» **WRITTEN EXERCISE A**: From the crash data notebook excerpt, list every column that the prose sentences (not the code comments) name by its exact variable name.

Looks like some columns have NA or 0 accounted for a significant percentage such as train, strayAnimal. We probably don't need columns like those. 

We are also interested in whether a certain condition has experienced changes over years at a location. We can use unique() function to find the unique values in one specific column for each location. If the length of the vector returned by unique() function is larger than 1 then it suggests there might have been changes for that specific condition at that specific location. We explore this possibility with advisorySpeed and trafficControl as they are very likely to change over years.

In [16]:
#Find number of changes to variables over 10 years. These will be the number of unique values for a specific variable for each crash location 1 and 2
#Exploratory analysis to track number of unique values of variables at crash locations(traffic Control, speed limit, etc)

» **WRITTEN EXERCISE B**: Retype the rows beginning with the row containing "edge-icon: [66, 224, 104, 262]" and continuing through the row containing "recycle-bin-label[interactable]: Recycle Bin: [0, 188, 62, 198]".

» **PROVIDED MATERIAL**:

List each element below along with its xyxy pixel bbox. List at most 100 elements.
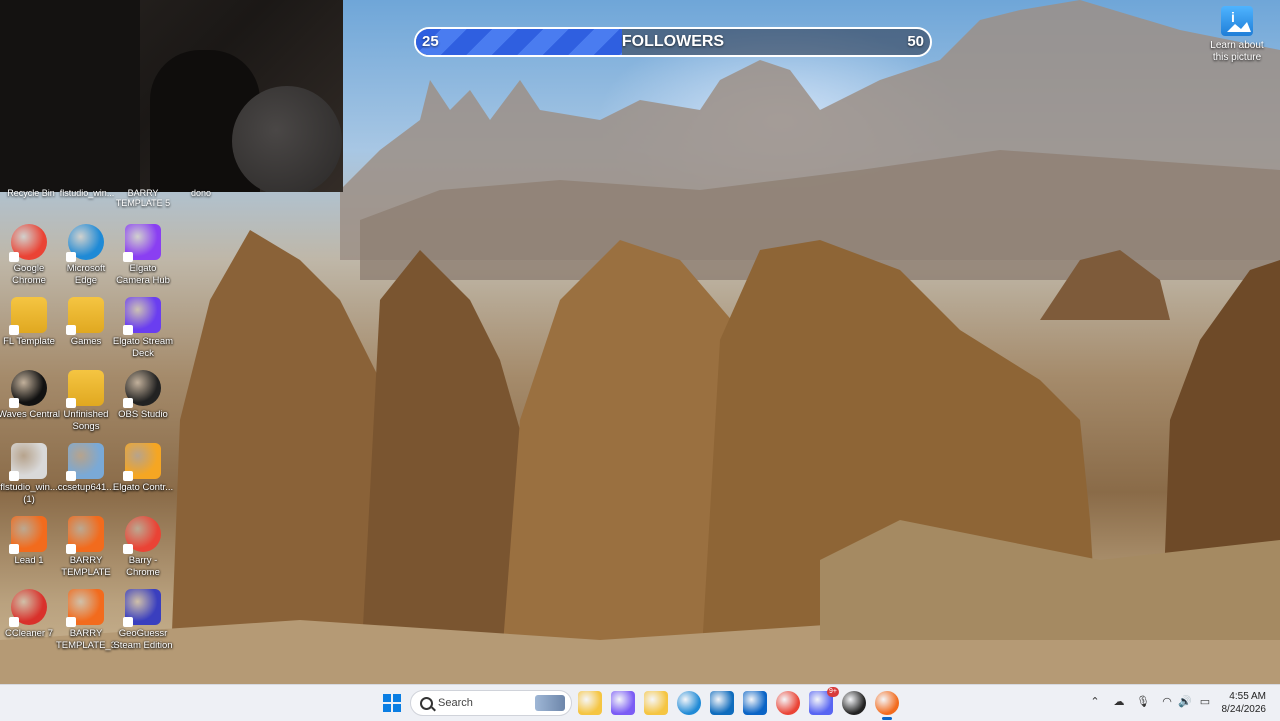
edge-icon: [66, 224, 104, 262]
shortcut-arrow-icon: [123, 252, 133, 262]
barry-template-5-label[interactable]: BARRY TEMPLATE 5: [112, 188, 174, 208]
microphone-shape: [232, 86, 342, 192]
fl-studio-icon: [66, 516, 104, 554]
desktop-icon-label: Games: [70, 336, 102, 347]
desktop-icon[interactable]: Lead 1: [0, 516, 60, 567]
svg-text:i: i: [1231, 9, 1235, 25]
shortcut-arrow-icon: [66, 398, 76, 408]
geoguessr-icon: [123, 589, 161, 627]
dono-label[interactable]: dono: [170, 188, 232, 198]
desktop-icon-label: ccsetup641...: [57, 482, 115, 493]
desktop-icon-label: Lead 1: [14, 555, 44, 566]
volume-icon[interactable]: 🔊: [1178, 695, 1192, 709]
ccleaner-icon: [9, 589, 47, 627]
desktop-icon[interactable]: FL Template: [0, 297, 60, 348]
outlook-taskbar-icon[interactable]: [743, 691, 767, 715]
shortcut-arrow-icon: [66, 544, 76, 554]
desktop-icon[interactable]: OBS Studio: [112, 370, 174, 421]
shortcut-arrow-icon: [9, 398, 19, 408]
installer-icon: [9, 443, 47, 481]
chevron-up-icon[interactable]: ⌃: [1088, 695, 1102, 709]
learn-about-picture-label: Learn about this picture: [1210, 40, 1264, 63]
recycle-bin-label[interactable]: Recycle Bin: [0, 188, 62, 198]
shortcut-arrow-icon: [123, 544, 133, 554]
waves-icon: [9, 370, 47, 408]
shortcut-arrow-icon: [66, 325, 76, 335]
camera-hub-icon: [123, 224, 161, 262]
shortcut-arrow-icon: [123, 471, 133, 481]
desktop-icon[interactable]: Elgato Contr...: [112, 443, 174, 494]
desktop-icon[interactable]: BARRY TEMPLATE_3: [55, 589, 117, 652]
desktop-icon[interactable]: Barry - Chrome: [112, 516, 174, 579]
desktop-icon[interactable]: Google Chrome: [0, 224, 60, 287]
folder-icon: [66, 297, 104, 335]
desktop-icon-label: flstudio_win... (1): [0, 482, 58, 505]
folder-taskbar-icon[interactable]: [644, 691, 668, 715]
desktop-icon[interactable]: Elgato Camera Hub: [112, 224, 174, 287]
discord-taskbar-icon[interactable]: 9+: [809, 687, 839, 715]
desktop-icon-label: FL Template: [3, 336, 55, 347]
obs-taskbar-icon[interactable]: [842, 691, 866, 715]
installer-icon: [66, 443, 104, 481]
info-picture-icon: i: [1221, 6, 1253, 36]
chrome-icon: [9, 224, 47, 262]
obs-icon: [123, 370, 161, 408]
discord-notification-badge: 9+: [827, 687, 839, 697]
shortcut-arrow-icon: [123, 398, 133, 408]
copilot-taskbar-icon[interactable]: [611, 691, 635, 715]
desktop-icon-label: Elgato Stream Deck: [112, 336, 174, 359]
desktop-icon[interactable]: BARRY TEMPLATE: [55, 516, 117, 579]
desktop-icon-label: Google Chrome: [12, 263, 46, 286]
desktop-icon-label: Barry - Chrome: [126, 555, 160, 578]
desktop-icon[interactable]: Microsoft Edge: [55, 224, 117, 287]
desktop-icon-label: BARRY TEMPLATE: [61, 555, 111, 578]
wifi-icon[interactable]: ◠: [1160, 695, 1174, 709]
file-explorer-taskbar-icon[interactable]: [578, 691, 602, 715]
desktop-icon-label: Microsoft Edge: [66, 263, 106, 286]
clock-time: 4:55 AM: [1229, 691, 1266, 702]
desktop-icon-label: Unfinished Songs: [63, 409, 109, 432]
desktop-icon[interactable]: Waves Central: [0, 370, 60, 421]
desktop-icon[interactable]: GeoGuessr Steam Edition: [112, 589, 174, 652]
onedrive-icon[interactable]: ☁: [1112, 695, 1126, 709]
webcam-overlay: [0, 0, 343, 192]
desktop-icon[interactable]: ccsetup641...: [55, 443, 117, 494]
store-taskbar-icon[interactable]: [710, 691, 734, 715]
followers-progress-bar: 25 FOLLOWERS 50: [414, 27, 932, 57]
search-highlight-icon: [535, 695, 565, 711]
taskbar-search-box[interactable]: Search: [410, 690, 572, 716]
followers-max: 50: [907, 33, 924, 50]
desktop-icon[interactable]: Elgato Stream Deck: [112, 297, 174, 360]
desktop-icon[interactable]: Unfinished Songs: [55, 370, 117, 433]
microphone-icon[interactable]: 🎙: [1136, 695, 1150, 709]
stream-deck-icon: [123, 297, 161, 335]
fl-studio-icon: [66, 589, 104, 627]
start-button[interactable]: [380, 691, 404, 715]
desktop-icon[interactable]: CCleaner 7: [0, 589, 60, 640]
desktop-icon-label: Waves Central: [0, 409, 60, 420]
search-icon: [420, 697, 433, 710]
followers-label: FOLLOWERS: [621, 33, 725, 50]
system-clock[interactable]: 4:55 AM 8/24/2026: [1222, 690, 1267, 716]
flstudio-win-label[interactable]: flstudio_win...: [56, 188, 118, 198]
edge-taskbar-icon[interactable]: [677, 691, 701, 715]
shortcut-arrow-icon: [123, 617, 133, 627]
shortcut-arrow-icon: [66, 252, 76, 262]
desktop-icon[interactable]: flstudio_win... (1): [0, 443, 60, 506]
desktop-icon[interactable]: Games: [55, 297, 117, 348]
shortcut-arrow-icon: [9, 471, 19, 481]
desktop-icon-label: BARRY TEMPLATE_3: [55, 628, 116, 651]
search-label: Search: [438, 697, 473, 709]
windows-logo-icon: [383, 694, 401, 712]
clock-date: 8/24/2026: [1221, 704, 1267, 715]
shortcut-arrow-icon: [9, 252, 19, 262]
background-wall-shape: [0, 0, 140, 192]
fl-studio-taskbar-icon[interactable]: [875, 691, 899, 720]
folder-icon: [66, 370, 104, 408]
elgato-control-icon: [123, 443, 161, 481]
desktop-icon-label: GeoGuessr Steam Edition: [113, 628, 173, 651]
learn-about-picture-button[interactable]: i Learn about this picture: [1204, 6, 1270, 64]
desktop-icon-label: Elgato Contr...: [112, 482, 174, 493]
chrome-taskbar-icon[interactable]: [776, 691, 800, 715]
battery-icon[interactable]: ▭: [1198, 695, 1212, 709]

» **CORRECT RESULT A**: train, strayAnimal, advisorySpeed, trafficControl

» **CORRECT RESULT B**:
edge-icon: [66, 224, 104, 262]
shortcut-arrow-icon: [123, 252, 133, 262]
barry-template-5-label[interactable]: BARRY TEMPLATE 5: [112, 188, 174, 208]
microphone-shape: [232, 86, 342, 192]
fl-studio-icon: [66, 516, 104, 554]
desktop-icon-label: Games: [70, 336, 102, 347]
desktop-icon[interactable]: Lead 1: [0, 516, 60, 567]
svg-text:i: i: [1231, 9, 1235, 25]
shortcut-arrow-icon: [66, 398, 76, 408]
geoguessr-icon: [123, 589, 161, 627]
dono-label[interactable]: dono: [170, 188, 232, 198]
desktop-icon-label: ccsetup641...: [57, 482, 115, 493]
desktop-icon-label: Lead 1: [14, 555, 44, 566]
volume-icon[interactable]: 🔊: [1178, 695, 1192, 709]
ccleaner-icon: [9, 589, 47, 627]
desktop-icon[interactable]: FL Template: [0, 297, 60, 348]
outlook-taskbar-icon[interactable]: [743, 691, 767, 715]
shortcut-arrow-icon: [66, 544, 76, 554]
desktop-icon[interactable]: OBS Studio: [112, 370, 174, 421]
shortcut-arrow-icon: [9, 398, 19, 408]
installer-icon: [9, 443, 47, 481]
chevron-up-icon[interactable]: ⌃: [1088, 695, 1102, 709]
learn-about-picture-label: Learn about this picture: [1210, 40, 1264, 63]
recycle-bin-label[interactable]: Recycle Bin: [0, 188, 62, 198]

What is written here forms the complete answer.